→ TASK OBJECTIVE: From the entries that follow, gather each line holding the word "screenshot".

→ RECORD EXCERPTS:

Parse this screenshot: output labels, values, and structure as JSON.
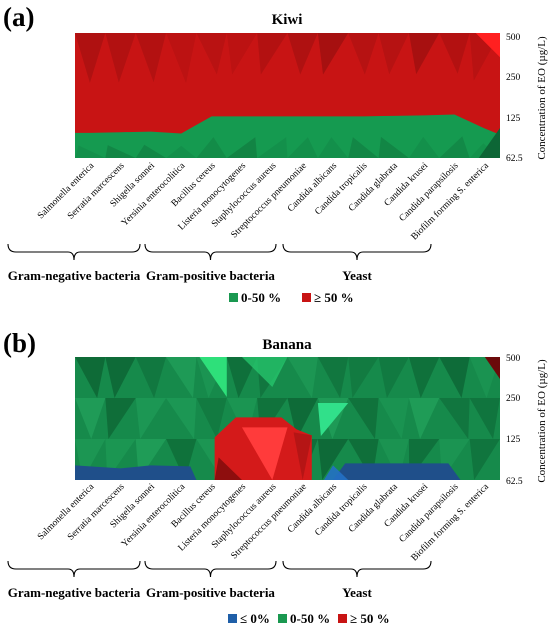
{
  "chart_data": [
    {
      "type": "heatmap",
      "panel_label": "(a)",
      "title": "Kiwi",
      "ylabel": "Concentration of EO (µg/L)",
      "y_ticks": [
        "500",
        "250",
        "125",
        "62.5"
      ],
      "categories": [
        "Salmonella enterica",
        "Serratia marcescens",
        "Shigella sonnei",
        "Yersinia enterocolitica",
        "Bacillus cereus",
        "Listeria monocytogenes",
        "Staphylococcus aureus",
        "Streptococcus pneumoniae",
        "Candida albicans",
        "Candida tropicalis",
        "Candida glabrata",
        "Candida krusei",
        "Candida parapsilosis",
        "Biofilm forming S. enterica"
      ],
      "groups": [
        {
          "label": "Gram-negative bacteria",
          "from": 0,
          "to": 3
        },
        {
          "label": "Gram-positive bacteria",
          "from": 4,
          "to": 7
        },
        {
          "label": "Yeast",
          "from": 8,
          "to": 12
        }
      ],
      "legend": [
        {
          "label": "0-50 %",
          "color": "#1a9850"
        },
        {
          "label": "≥ 50 %",
          "color": "#c81414"
        }
      ],
      "boundary_concentration": [
        95,
        96,
        97,
        94,
        125,
        125,
        125,
        125,
        125,
        125,
        126,
        127,
        129,
        102
      ],
      "top_right_note": "≥ 50 % region above boundary, 0-50 % below"
    },
    {
      "type": "heatmap",
      "panel_label": "(b)",
      "title": "Banana",
      "ylabel": "Concentration of EO (µg/L)",
      "y_ticks": [
        "500",
        "250",
        "125",
        "62.5"
      ],
      "categories": [
        "Salmonella enterica",
        "Serratia marcescens",
        "Shigella sonnei",
        "Yersinia enterocolitica",
        "Bacillus cereus",
        "Listeria monocytogenes",
        "Staphylococcus aureus",
        "Streptococcus pneumoniae",
        "Candida albicans",
        "Candida tropicalis",
        "Candida glabrata",
        "Candida krusei",
        "Candida parapsilosis",
        "Biofilm forming S. enterica"
      ],
      "groups": [
        {
          "label": "Gram-negative bacteria",
          "from": 0,
          "to": 3
        },
        {
          "label": "Gram-positive bacteria",
          "from": 4,
          "to": 7
        },
        {
          "label": "Yeast",
          "from": 8,
          "to": 12
        }
      ],
      "legend": [
        {
          "label": "≤ 0%",
          "color": "#1f5fa8"
        },
        {
          "label": "0-50 %",
          "color": "#1a9850"
        },
        {
          "label": "≥ 50 %",
          "color": "#c81414"
        }
      ],
      "red_region_columns": [
        4,
        5,
        6,
        7
      ],
      "red_region_max_concentration": 180,
      "blue_region_columns": [
        0,
        1,
        2,
        3,
        8,
        9,
        10,
        11
      ],
      "blue_region_max_concentration": 80
    }
  ]
}
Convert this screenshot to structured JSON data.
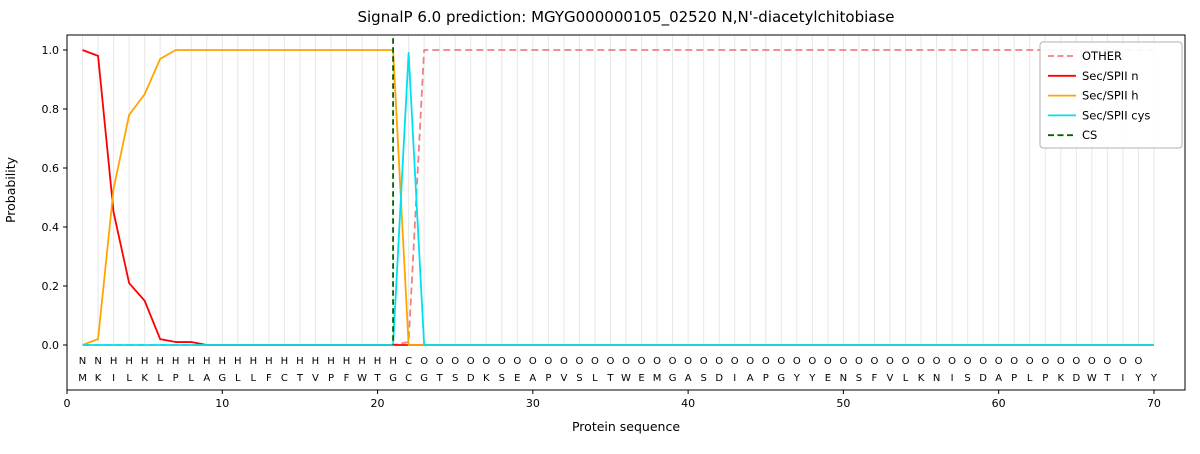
{
  "chart_data": {
    "type": "line",
    "title": "SignalP 6.0 prediction: MGYG000000105_02520 N,N'-diacetylchitobiase",
    "xlabel": "Protein sequence",
    "ylabel": "Probability",
    "xlim": [
      0,
      72
    ],
    "ylim": [
      0,
      1.05
    ],
    "x_ticks": [
      0,
      10,
      20,
      30,
      40,
      50,
      60,
      70
    ],
    "y_ticks": [
      0,
      0.2,
      0.4,
      0.6,
      0.8,
      1.0
    ],
    "grid": "vertical-per-residue",
    "legend_position": "upper right",
    "n_residues": 70,
    "x_start": 1,
    "sequence": "MKILKLPLAGLLFCTVPFWTGCGTSDKSEAPVSLTWEMGASDIAPGYYENSFVLKNISDAPLPKDWTIYY",
    "residue_labels": "NNHHHHHHHHHHHHHHHHHHHCOOOOOOOOOOOOOOOOOOOOOOOOOOOOOOOOOOOOOOOOOOOOOOO",
    "label_colors": {
      "N": "#ff0000",
      "H": "#ffa500",
      "C": "#00e1ee",
      "O": "#8c8c8c"
    },
    "colors": {
      "grid": "#e7e7e7",
      "spine": "#000000",
      "sequence_text": "#000000"
    },
    "cs_marker": {
      "name": "CS",
      "color": "#006400",
      "style": "dashed",
      "x": 21
    },
    "series": [
      {
        "name": "OTHER",
        "color": "#f08080",
        "style": "dashed",
        "values": [
          0,
          0,
          0,
          0,
          0,
          0,
          0,
          0,
          0,
          0,
          0,
          0,
          0,
          0,
          0,
          0,
          0,
          0,
          0,
          0,
          0,
          0.01,
          1,
          1,
          1,
          1,
          1,
          1,
          1,
          1,
          1,
          1,
          1,
          1,
          1,
          1,
          1,
          1,
          1,
          1,
          1,
          1,
          1,
          1,
          1,
          1,
          1,
          1,
          1,
          1,
          1,
          1,
          1,
          1,
          1,
          1,
          1,
          1,
          1,
          1,
          1,
          1,
          1,
          1,
          1,
          1,
          1,
          1,
          1,
          1
        ]
      },
      {
        "name": "Sec/SPII n",
        "color": "#ff0000",
        "style": "solid",
        "values": [
          1.0,
          0.98,
          0.45,
          0.21,
          0.15,
          0.02,
          0.01,
          0.01,
          0,
          0,
          0,
          0,
          0,
          0,
          0,
          0,
          0,
          0,
          0,
          0,
          0,
          0,
          0,
          0,
          0,
          0,
          0,
          0,
          0,
          0,
          0,
          0,
          0,
          0,
          0,
          0,
          0,
          0,
          0,
          0,
          0,
          0,
          0,
          0,
          0,
          0,
          0,
          0,
          0,
          0,
          0,
          0,
          0,
          0,
          0,
          0,
          0,
          0,
          0,
          0,
          0,
          0,
          0,
          0,
          0,
          0,
          0,
          0,
          0,
          0
        ]
      },
      {
        "name": "Sec/SPII h",
        "color": "#ffa500",
        "style": "solid",
        "values": [
          0,
          0.02,
          0.53,
          0.78,
          0.85,
          0.97,
          1,
          1,
          1,
          1,
          1,
          1,
          1,
          1,
          1,
          1,
          1,
          1,
          1,
          1,
          1,
          0,
          0,
          0,
          0,
          0,
          0,
          0,
          0,
          0,
          0,
          0,
          0,
          0,
          0,
          0,
          0,
          0,
          0,
          0,
          0,
          0,
          0,
          0,
          0,
          0,
          0,
          0,
          0,
          0,
          0,
          0,
          0,
          0,
          0,
          0,
          0,
          0,
          0,
          0,
          0,
          0,
          0,
          0,
          0,
          0,
          0,
          0,
          0,
          0
        ]
      },
      {
        "name": "Sec/SPII cys",
        "color": "#00e1ee",
        "style": "solid",
        "values": [
          0,
          0,
          0,
          0,
          0,
          0,
          0,
          0,
          0,
          0,
          0,
          0,
          0,
          0,
          0,
          0,
          0,
          0,
          0,
          0,
          0,
          0.99,
          0,
          0,
          0,
          0,
          0,
          0,
          0,
          0,
          0,
          0,
          0,
          0,
          0,
          0,
          0,
          0,
          0,
          0,
          0,
          0,
          0,
          0,
          0,
          0,
          0,
          0,
          0,
          0,
          0,
          0,
          0,
          0,
          0,
          0,
          0,
          0,
          0,
          0,
          0,
          0,
          0,
          0,
          0,
          0,
          0,
          0,
          0,
          0
        ]
      }
    ]
  }
}
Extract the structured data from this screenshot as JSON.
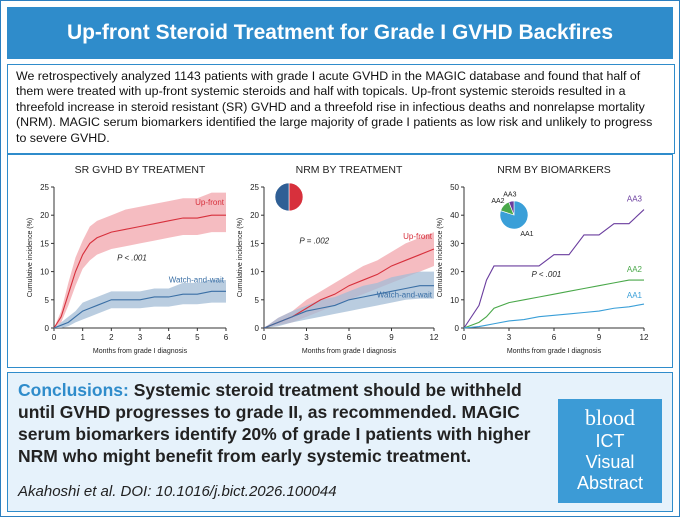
{
  "header": {
    "title": "Up-front Steroid Treatment for Grade I GVHD Backfires"
  },
  "summary": "We retrospectively analyzed 1143 patients with grade I acute GVHD in the MAGIC database and found that half of them were treated with up-front systemic steroids and half with topicals. Up-front systemic steroids resulted in a threefold increase in steroid resistant (SR) GVHD and a threefold rise in infectious deaths and nonrelapse mortality (NRM). MAGIC serum biomarkers identified the large majority of grade I patients as low risk and unlikely to progress to severe GVHD.",
  "chart_data": [
    {
      "type": "line",
      "title": "SR GVHD BY TREATMENT",
      "x_label": "Months from grade I diagnosis",
      "y_label": "Cumulative incidence (%)",
      "annotation": "P < .001",
      "xlim": [
        0,
        6
      ],
      "xticks": [
        0,
        1,
        2,
        3,
        4,
        5,
        6
      ],
      "ylim": [
        0,
        25
      ],
      "yticks": [
        0,
        5,
        10,
        15,
        20,
        25
      ],
      "x": [
        0,
        0.25,
        0.5,
        0.75,
        1,
        1.25,
        1.5,
        2,
        2.5,
        3,
        3.5,
        4,
        4.5,
        5,
        5.5,
        6
      ],
      "series": [
        {
          "name": "Up-front",
          "color": "#d7303c",
          "band_color": "#f1a5ac",
          "values": [
            0,
            2,
            6,
            10,
            13,
            15,
            16,
            17,
            17.5,
            18,
            18.5,
            19,
            19.5,
            19.5,
            20,
            20
          ],
          "lower": [
            0,
            1,
            4,
            7.5,
            10.5,
            12,
            13,
            14,
            14.5,
            15,
            15.5,
            16,
            16.5,
            16.5,
            17,
            17
          ],
          "upper": [
            0,
            3,
            8,
            12.5,
            15.5,
            18,
            19,
            20,
            21,
            21.5,
            22,
            22.5,
            23,
            23,
            24,
            24
          ]
        },
        {
          "name": "Watch-and-wait",
          "color": "#3a6fa5",
          "band_color": "#a3bcd6",
          "values": [
            0,
            0.5,
            1,
            2,
            3,
            3.5,
            4,
            5,
            5,
            5,
            5.5,
            5.5,
            6,
            6,
            6.5,
            6.5
          ],
          "lower": [
            0,
            0,
            0.3,
            1,
            1.5,
            2,
            2.5,
            3.5,
            3.5,
            3.5,
            3.8,
            3.8,
            4.2,
            4.2,
            4.5,
            4.5
          ],
          "upper": [
            0,
            1,
            2,
            3,
            4.5,
            5,
            5.5,
            6.5,
            6.5,
            6.5,
            7,
            7,
            8,
            8,
            8.5,
            8.5
          ]
        }
      ]
    },
    {
      "type": "line",
      "title": "NRM BY TREATMENT",
      "x_label": "Months from grade I diagnosis",
      "y_label": "Cumulative incidence (%)",
      "annotation": "P = .002",
      "xlim": [
        0,
        12
      ],
      "xticks": [
        0,
        3,
        6,
        9,
        12
      ],
      "ylim": [
        0,
        25
      ],
      "yticks": [
        0,
        5,
        10,
        15,
        20,
        25
      ],
      "x": [
        0,
        1,
        2,
        3,
        4,
        5,
        6,
        7,
        8,
        9,
        10,
        11,
        12
      ],
      "series": [
        {
          "name": "Up-front",
          "color": "#d7303c",
          "band_color": "#f1a5ac",
          "values": [
            0,
            1,
            2,
            3.5,
            5,
            6,
            7.5,
            8.5,
            9.5,
            11,
            12,
            13,
            14
          ],
          "lower": [
            0,
            0.5,
            1,
            2,
            3,
            4,
            5,
            6,
            7,
            8,
            9,
            10,
            11
          ],
          "upper": [
            0,
            1.8,
            3,
            5,
            6.5,
            8,
            9.5,
            11,
            12,
            13.5,
            15,
            16,
            17
          ]
        },
        {
          "name": "Watch-and-wait",
          "color": "#3a6fa5",
          "band_color": "#a3bcd6",
          "values": [
            0,
            1,
            2,
            3,
            3.5,
            4,
            5,
            5.5,
            6,
            6.5,
            7,
            7.5,
            7.5
          ],
          "lower": [
            0,
            0.3,
            1,
            1.5,
            2,
            2.5,
            3,
            3.5,
            4,
            4.5,
            5,
            5.2,
            5.2
          ],
          "upper": [
            0,
            1.8,
            3,
            4,
            5,
            5.5,
            6.5,
            7.5,
            8,
            9,
            9.5,
            10,
            10
          ]
        }
      ],
      "inset_pie": {
        "values": [
          50,
          50
        ],
        "colors": [
          "#d7303c",
          "#2f5f95"
        ]
      }
    },
    {
      "type": "line",
      "title": "NRM BY BIOMARKERS",
      "x_label": "Months from grade I diagnosis",
      "y_label": "Cumulative incidence (%)",
      "annotation": "P < .001",
      "xlim": [
        0,
        12
      ],
      "xticks": [
        0,
        3,
        6,
        9,
        12
      ],
      "ylim": [
        0,
        50
      ],
      "yticks": [
        0,
        10,
        20,
        30,
        40,
        50
      ],
      "x": [
        0,
        1,
        1.5,
        2,
        3,
        4,
        5,
        6,
        7,
        8,
        9,
        10,
        11,
        12
      ],
      "series": [
        {
          "name": "AA3",
          "color": "#6a3d9e",
          "values": [
            0,
            8,
            17,
            22,
            22,
            22,
            22,
            26,
            26,
            33,
            33,
            37,
            37,
            42
          ]
        },
        {
          "name": "AA2",
          "color": "#4aa84a",
          "values": [
            0,
            2,
            4,
            7,
            9,
            10,
            11,
            12,
            13,
            14,
            15,
            16,
            17,
            17
          ]
        },
        {
          "name": "AA1",
          "color": "#3a9fd8",
          "values": [
            0,
            0.5,
            1,
            1.5,
            2.5,
            3,
            4,
            4.5,
            5,
            5.5,
            6,
            7,
            7.5,
            8.5
          ]
        }
      ],
      "inset_pie": {
        "values": [
          80,
          14,
          6
        ],
        "colors": [
          "#3a9fd8",
          "#4aa84a",
          "#6a3d9e"
        ],
        "labels": [
          "AA1",
          "AA2",
          "AA3"
        ]
      }
    }
  ],
  "conclusions": {
    "label": "Conclusions:",
    "text": "Systemic steroid treatment should be withheld until GVHD progresses to grade II, as recommended. MAGIC serum biomarkers  identify 20% of grade I patients with higher NRM who might benefit from early systemic treatment."
  },
  "citation": "Akahoshi et al. DOI: 10.1016/j.bict.2026.100044",
  "logo": {
    "brand": "blood",
    "lines": [
      "ICT",
      "Visual",
      "Abstract"
    ]
  }
}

→ EXERCISE OUTPUT:
Parse this screenshot: output labels, values, and structure as JSON.
Convert this screenshot to structured JSON data.
Extract the structured data from this screenshot as JSON.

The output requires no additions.